*Provided material:*

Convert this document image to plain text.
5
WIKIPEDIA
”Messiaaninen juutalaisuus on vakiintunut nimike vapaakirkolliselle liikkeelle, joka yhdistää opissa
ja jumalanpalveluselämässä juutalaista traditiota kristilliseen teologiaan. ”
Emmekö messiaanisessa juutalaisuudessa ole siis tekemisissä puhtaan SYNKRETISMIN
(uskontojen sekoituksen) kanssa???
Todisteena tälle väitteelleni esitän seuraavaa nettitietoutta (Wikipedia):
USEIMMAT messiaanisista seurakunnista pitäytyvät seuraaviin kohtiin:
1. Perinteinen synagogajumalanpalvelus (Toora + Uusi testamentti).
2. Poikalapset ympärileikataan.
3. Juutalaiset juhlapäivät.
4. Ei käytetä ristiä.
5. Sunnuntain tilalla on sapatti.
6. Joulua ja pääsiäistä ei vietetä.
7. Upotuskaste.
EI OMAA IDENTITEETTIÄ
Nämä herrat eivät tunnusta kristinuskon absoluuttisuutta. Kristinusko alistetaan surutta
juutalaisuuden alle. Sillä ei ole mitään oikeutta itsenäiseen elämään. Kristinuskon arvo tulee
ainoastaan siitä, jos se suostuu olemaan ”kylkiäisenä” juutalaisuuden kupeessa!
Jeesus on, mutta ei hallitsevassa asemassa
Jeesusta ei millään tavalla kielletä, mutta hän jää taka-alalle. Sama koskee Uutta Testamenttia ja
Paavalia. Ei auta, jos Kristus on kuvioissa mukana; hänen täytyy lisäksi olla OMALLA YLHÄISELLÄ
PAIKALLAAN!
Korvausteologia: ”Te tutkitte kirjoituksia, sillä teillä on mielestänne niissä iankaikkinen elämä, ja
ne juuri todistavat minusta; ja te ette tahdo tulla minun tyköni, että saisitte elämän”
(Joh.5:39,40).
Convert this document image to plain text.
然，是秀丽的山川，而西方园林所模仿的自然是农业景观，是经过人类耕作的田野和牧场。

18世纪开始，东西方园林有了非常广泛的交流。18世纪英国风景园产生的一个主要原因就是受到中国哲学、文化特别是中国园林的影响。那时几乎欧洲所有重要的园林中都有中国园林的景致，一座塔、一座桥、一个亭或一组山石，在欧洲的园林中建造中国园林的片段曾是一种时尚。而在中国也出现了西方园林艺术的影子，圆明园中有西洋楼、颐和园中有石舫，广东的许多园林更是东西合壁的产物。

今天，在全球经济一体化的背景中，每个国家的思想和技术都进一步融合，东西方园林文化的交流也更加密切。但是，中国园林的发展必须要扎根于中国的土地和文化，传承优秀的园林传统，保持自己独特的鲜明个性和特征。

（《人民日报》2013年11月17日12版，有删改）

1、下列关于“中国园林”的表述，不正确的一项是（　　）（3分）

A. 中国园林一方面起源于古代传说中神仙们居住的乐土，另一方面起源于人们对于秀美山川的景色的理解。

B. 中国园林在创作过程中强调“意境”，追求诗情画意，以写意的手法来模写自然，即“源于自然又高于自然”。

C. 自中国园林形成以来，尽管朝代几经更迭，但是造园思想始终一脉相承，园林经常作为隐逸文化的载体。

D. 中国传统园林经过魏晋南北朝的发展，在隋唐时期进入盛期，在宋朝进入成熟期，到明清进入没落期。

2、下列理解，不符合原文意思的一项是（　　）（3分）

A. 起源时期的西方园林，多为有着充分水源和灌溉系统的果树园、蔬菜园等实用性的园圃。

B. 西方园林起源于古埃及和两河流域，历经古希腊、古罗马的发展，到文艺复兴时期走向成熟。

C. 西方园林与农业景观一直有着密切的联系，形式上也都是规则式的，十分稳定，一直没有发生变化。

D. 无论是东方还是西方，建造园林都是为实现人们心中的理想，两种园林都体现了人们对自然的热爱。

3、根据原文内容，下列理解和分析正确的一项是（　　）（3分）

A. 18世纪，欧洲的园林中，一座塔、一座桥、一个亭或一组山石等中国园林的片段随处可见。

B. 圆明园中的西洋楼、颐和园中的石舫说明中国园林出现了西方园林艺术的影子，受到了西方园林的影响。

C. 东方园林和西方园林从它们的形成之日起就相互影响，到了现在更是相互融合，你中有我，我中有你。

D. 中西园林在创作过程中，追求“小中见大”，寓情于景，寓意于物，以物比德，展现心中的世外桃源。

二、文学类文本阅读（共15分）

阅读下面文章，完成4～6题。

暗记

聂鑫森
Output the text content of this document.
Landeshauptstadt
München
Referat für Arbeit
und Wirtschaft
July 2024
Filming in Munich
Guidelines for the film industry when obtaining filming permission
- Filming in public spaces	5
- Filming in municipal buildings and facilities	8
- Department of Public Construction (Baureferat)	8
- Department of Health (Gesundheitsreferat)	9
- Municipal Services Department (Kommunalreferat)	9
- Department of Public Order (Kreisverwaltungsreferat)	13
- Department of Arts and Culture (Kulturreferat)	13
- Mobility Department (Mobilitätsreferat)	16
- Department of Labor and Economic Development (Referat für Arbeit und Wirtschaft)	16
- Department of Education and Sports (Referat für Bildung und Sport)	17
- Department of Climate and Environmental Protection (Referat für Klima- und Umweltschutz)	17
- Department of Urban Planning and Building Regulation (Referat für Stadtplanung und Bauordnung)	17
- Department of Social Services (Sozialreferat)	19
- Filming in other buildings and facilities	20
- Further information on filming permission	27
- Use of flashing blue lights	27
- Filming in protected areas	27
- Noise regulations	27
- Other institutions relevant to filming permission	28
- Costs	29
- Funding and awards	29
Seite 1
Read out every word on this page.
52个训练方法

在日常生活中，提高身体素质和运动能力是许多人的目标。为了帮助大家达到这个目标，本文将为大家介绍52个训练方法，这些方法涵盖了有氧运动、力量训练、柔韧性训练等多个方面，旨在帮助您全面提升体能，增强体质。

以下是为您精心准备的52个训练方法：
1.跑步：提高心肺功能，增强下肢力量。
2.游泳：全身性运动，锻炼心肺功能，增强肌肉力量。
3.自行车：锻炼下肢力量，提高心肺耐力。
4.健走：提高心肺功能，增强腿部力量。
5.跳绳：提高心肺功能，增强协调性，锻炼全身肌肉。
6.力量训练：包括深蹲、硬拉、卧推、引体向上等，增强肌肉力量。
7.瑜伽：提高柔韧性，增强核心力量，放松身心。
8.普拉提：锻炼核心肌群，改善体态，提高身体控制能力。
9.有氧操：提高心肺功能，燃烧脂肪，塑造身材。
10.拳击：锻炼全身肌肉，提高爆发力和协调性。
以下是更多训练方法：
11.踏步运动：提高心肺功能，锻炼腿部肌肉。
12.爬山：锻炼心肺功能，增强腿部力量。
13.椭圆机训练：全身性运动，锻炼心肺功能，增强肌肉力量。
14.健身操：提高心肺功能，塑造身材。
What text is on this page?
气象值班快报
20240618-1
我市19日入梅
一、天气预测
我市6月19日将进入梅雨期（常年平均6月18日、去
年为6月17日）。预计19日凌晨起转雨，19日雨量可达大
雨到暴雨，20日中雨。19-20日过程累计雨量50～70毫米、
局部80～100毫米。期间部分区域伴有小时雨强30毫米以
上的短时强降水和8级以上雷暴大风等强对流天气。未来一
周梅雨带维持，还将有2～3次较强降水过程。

*Problem to work on:* All of the lines above need to be given again exactly.

*Response:*
Convert this document image to plain text.
5
WIKIPEDIA
”Messiaaninen juutalaisuus on vakiintunut nimike vapaakirkolliselle liikkeelle, joka yhdistää opissa
ja jumalanpalveluselämässä juutalaista traditiota kristilliseen teologiaan. ”
Emmekö messiaanisessa juutalaisuudessa ole siis tekemisissä puhtaan SYNKRETISMIN
(uskontojen sekoituksen) kanssa???
Todisteena tälle väitteelleni esitän seuraavaa nettitietoutta (Wikipedia):
USEIMMAT messiaanisista seurakunnista pitäytyvät seuraaviin kohtiin:
1. Perinteinen synagogajumalanpalvelus (Toora + Uusi testamentti).
2. Poikalapset ympärileikataan.
3. Juutalaiset juhlapäivät.
4. Ei käytetä ristiä.
5. Sunnuntain tilalla on sapatti.
6. Joulua ja pääsiäistä ei vietetä.
7. Upotuskaste.
EI OMAA IDENTITEETTIÄ
Nämä herrat eivät tunnusta kristinuskon absoluuttisuutta. Kristinusko alistetaan surutta
juutalaisuuden alle. Sillä ei ole mitään oikeutta itsenäiseen elämään. Kristinuskon arvo tulee
ainoastaan siitä, jos se suostuu olemaan ”kylkiäisenä” juutalaisuuden kupeessa!
Jeesus on, mutta ei hallitsevassa asemassa
Jeesusta ei millään tavalla kielletä, mutta hän jää taka-alalle. Sama koskee Uutta Testamenttia ja
Paavalia. Ei auta, jos Kristus on kuvioissa mukana; hänen täytyy lisäksi olla OMALLA YLHÄISELLÄ
PAIKALLAAN!
Korvausteologia: ”Te tutkitte kirjoituksia, sillä teillä on mielestänne niissä iankaikkinen elämä, ja
ne juuri todistavat minusta; ja te ette tahdo tulla minun tyköni, että saisitte elämän”
(Joh.5:39,40).
Convert this document image to plain text.
然，是秀丽的山川，而西方园林所模仿的自然是农业景观，是经过人类耕作的田野和牧场。

18世纪开始，东西方园林有了非常广泛的交流。18世纪英国风景园产生的一个主要原因就是受到中国哲学、文化特别是中国园林的影响。那时几乎欧洲所有重要的园林中都有中国园林的景致，一座塔、一座桥、一个亭或一组山石，在欧洲的园林中建造中国园林的片段曾是一种时尚。而在中国也出现了西方园林艺术的影子，圆明园中有西洋楼、颐和园中有石舫，广东的许多园林更是东西合壁的产物。

今天，在全球经济一体化的背景中，每个国家的思想和技术都进一步融合，东西方园林文化的交流也更加密切。但是，中国园林的发展必须要扎根于中国的土地和文化，传承优秀的园林传统，保持自己独特的鲜明个性和特征。

（《人民日报》2013年11月17日12版，有删改）

1、下列关于“中国园林”的表述，不正确的一项是（　　）（3分）

A. 中国园林一方面起源于古代传说中神仙们居住的乐土，另一方面起源于人们对于秀美山川的景色的理解。

B. 中国园林在创作过程中强调“意境”，追求诗情画意，以写意的手法来模写自然，即“源于自然又高于自然”。

C. 自中国园林形成以来，尽管朝代几经更迭，但是造园思想始终一脉相承，园林经常作为隐逸文化的载体。

D. 中国传统园林经过魏晋南北朝的发展，在隋唐时期进入盛期，在宋朝进入成熟期，到明清进入没落期。

2、下列理解，不符合原文意思的一项是（　　）（3分）

A. 起源时期的西方园林，多为有着充分水源和灌溉系统的果树园、蔬菜园等实用性的园圃。

B. 西方园林起源于古埃及和两河流域，历经古希腊、古罗马的发展，到文艺复兴时期走向成熟。

C. 西方园林与农业景观一直有着密切的联系，形式上也都是规则式的，十分稳定，一直没有发生变化。

D. 无论是东方还是西方，建造园林都是为实现人们心中的理想，两种园林都体现了人们对自然的热爱。

3、根据原文内容，下列理解和分析正确的一项是（　　）（3分）

A. 18世纪，欧洲的园林中，一座塔、一座桥、一个亭或一组山石等中国园林的片段随处可见。

B. 圆明园中的西洋楼、颐和园中的石舫说明中国园林出现了西方园林艺术的影子，受到了西方园林的影响。

C. 东方园林和西方园林从它们的形成之日起就相互影响，到了现在更是相互融合，你中有我，我中有你。

D. 中西园林在创作过程中，追求“小中见大”，寓情于景，寓意于物，以物比德，展现心中的世外桃源。

二、文学类文本阅读（共15分）

阅读下面文章，完成4～6题。

暗记

聂鑫森
Output the text content of this document.
Landeshauptstadt
München
Referat für Arbeit
und Wirtschaft
July 2024
Filming in Munich
Guidelines for the film industry when obtaining filming permission
- Filming in public spaces	5
- Filming in municipal buildings and facilities	8
- Department of Public Construction (Baureferat)	8
- Department of Health (Gesundheitsreferat)	9
- Municipal Services Department (Kommunalreferat)	9
- Department of Public Order (Kreisverwaltungsreferat)	13
- Department of Arts and Culture (Kulturreferat)	13
- Mobility Department (Mobilitätsreferat)	16
- Department of Labor and Economic Development (Referat für Arbeit und Wirtschaft)	16
- Department of Education and Sports (Referat für Bildung und Sport)	17
- Department of Climate and Environmental Protection (Referat für Klima- und Umweltschutz)	17
- Department of Urban Planning and Building Regulation (Referat für Stadtplanung und Bauordnung)	17
- Department of Social Services (Sozialreferat)	19
- Filming in other buildings and facilities	20
- Further information on filming permission	27
- Use of flashing blue lights	27
- Filming in protected areas	27
- Noise regulations	27
- Other institutions relevant to filming permission	28
- Costs	29
- Funding and awards	29
Seite 1
Read out every word on this page.
52个训练方法

在日常生活中，提高身体素质和运动能力是许多人的目标。为了帮助大家达到这个目标，本文将为大家介绍52个训练方法，这些方法涵盖了有氧运动、力量训练、柔韧性训练等多个方面，旨在帮助您全面提升体能，增强体质。

以下是为您精心准备的52个训练方法：
1.跑步：提高心肺功能，增强下肢力量。
2.游泳：全身性运动，锻炼心肺功能，增强肌肉力量。
3.自行车：锻炼下肢力量，提高心肺耐力。
4.健走：提高心肺功能，增强腿部力量。
5.跳绳：提高心肺功能，增强协调性，锻炼全身肌肉。
6.力量训练：包括深蹲、硬拉、卧推、引体向上等，增强肌肉力量。
7.瑜伽：提高柔韧性，增强核心力量，放松身心。
8.普拉提：锻炼核心肌群，改善体态，提高身体控制能力。
9.有氧操：提高心肺功能，燃烧脂肪，塑造身材。
10.拳击：锻炼全身肌肉，提高爆发力和协调性。
以下是更多训练方法：
11.踏步运动：提高心肺功能，锻炼腿部肌肉。
12.爬山：锻炼心肺功能，增强腿部力量。
13.椭圆机训练：全身性运动，锻炼心肺功能，增强肌肉力量。
14.健身操：提高心肺功能，塑造身材。
What text is on this page?
气象值班快报
20240618-1
我市19日入梅
一、天气预测
我市6月19日将进入梅雨期（常年平均6月18日、去
年为6月17日）。预计19日凌晨起转雨，19日雨量可达大
雨到暴雨，20日中雨。19-20日过程累计雨量50～70毫米、
局部80～100毫米。期间部分区域伴有小时雨强30毫米以
上的短时强降水和8级以上雷暴大风等强对流天气。未来一
周梅雨带维持，还将有2～3次较强降水过程。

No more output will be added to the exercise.